__Extract to read__
* Begin *

# Worldviews in Movies



## Scott (Jan 3, 2006)

I am probably going to be teaching an apologetics class to our high school youth in the Spring. I was thinking about using movies as a vehicle to illustrate worldviews and am planning on getting Godawas stuff on that. Anyway, I wanted to show clips of movies to illustrate different views. Also, to get the kids to understand that worldviews pervade everything, including the movies they watch. What movies / clips would people recommend? 

For example, I was going to use the clip from Star Wars Episode 3 of Yoda's discussion with Anakin about having no attachment to people to illustrate certain eastern views of morality.

I was also going to use the clip of the Disney animated Pocahontas in which Pocahontas sings a long song about pantheism (the circle of life).

Anyway, what else would people recommend?


----------



## crhoades (Jan 3, 2006)

Our church is having a men's retreat Jan. 20-21 and this topic will be covered. They are having movie clips etc. as well. I'll report back what they used. Now if I can only remember....


----------



## ReformedWretch (Jan 3, 2006)

In that same Episode III film Obi-Wan scolds Anakin that only "Sith believe in absolutes".


----------



## Vytautas (Jan 3, 2006)

Groundhog Day was solipsist.


----------

* End *

__Given problem__
Translate this sentence from the forum thread on worldviews in movies into Spanish: "I am probably going to be teaching an apologetics class to our high school youth in the Spring."

__Dataset content__
* Begin *

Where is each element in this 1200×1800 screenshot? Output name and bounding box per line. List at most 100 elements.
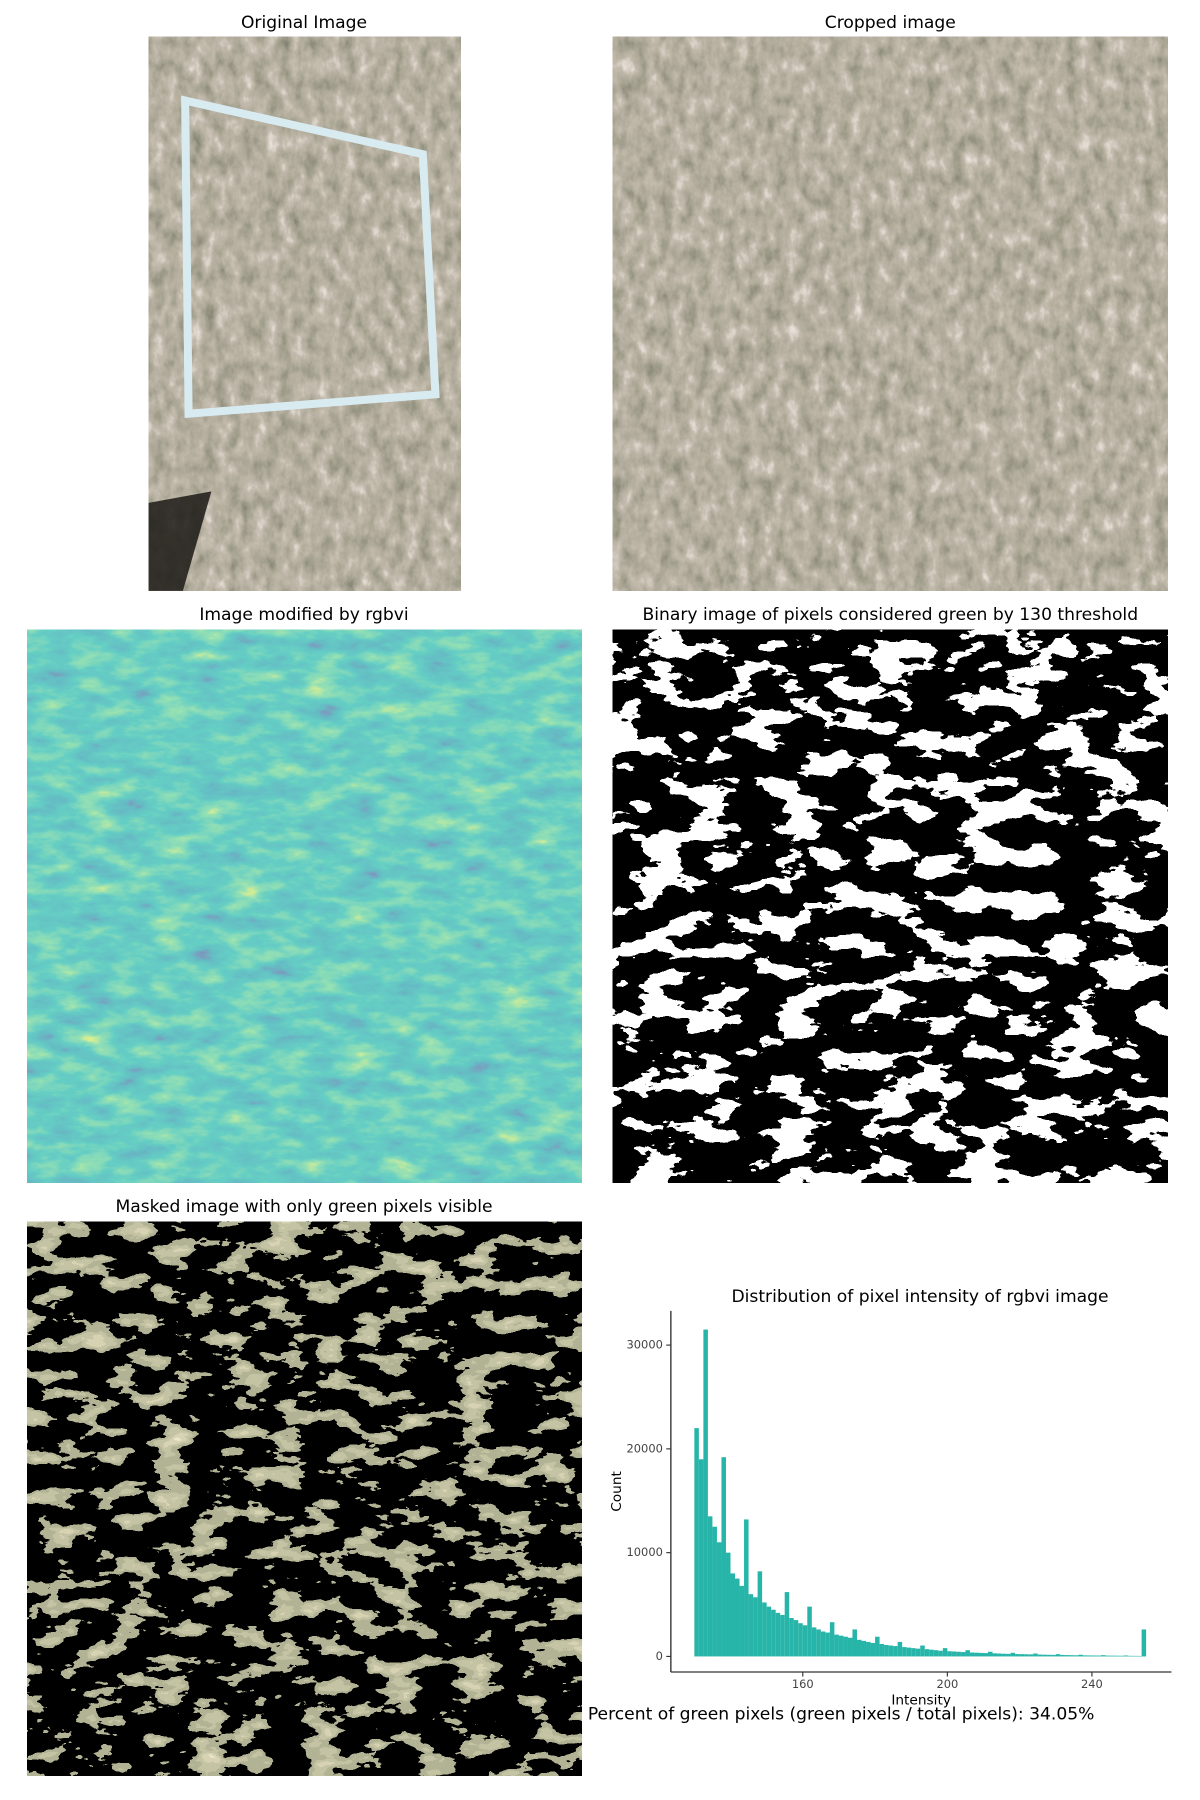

* End *

__Task output__
Probablemente voy a dar una clase de apologética a nuestros jóvenes de secundaria en la primavera.